» PROBLEM DESCRIPTION
Repeat the entries that follow verbatim, without any of their pictures.

----

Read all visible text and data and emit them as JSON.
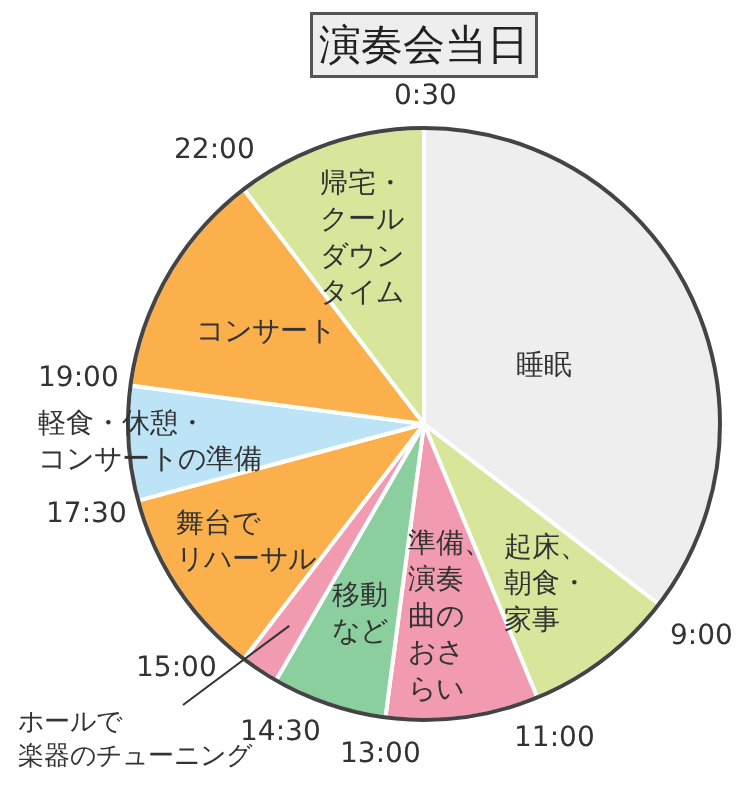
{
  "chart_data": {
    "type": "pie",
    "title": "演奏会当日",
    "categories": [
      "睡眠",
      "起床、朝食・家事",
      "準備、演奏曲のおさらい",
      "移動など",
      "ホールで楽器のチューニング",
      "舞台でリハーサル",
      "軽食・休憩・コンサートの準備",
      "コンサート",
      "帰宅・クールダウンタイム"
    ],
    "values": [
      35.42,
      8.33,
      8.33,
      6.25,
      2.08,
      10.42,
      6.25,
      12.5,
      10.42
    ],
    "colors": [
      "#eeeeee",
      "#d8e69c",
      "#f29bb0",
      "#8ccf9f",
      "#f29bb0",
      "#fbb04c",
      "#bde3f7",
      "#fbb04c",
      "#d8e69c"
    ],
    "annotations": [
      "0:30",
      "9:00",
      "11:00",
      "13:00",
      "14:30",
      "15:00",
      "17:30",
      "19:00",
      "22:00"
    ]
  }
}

----

» ANSWER TO THE EXERCISE
Read all visible text and data and emit them as JSON.
{
  "chart_data": {
    "type": "pie",
    "title": "演奏会当日",
    "categories": [
      "睡眠",
      "起床、朝食・家事",
      "準備、演奏曲のおさらい",
      "移動など",
      "ホールで楽器のチューニング",
      "舞台でリハーサル",
      "軽食・休憩・コンサートの準備",
      "コンサート",
      "帰宅・クールダウンタイム"
    ],
    "values": [
      35.42,
      8.33,
      8.33,
      6.25,
      2.08,
      10.42,
      6.25,
      12.5,
      10.42
    ],
    "colors": [
      "#eeeeee",
      "#d8e69c",
      "#f29bb0",
      "#8ccf9f",
      "#f29bb0",
      "#fbb04c",
      "#bde3f7",
      "#fbb04c",
      "#d8e69c"
    ],
    "annotations": [
      "0:30",
      "9:00",
      "11:00",
      "13:00",
      "14:30",
      "15:00",
      "17:30",
      "19:00",
      "22:00"
    ]
  }
}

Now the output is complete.